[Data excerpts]
---

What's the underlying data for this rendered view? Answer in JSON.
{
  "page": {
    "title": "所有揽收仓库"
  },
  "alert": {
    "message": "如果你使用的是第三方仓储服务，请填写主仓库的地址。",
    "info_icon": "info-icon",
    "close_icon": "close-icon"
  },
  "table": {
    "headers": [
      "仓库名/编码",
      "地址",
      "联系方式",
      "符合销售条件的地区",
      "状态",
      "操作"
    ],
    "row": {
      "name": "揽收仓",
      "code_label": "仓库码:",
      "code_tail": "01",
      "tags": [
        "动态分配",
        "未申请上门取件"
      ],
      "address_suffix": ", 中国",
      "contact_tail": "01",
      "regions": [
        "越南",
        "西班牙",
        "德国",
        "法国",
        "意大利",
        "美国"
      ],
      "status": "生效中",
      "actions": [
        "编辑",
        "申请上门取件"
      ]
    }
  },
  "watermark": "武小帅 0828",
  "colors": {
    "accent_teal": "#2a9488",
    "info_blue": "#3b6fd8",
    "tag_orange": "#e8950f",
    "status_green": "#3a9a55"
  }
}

---

EXERCISE PROMPT: State the number of lines holding the word "icon" in the listing. Add nothing else.

EXERCISE ANSWER: 2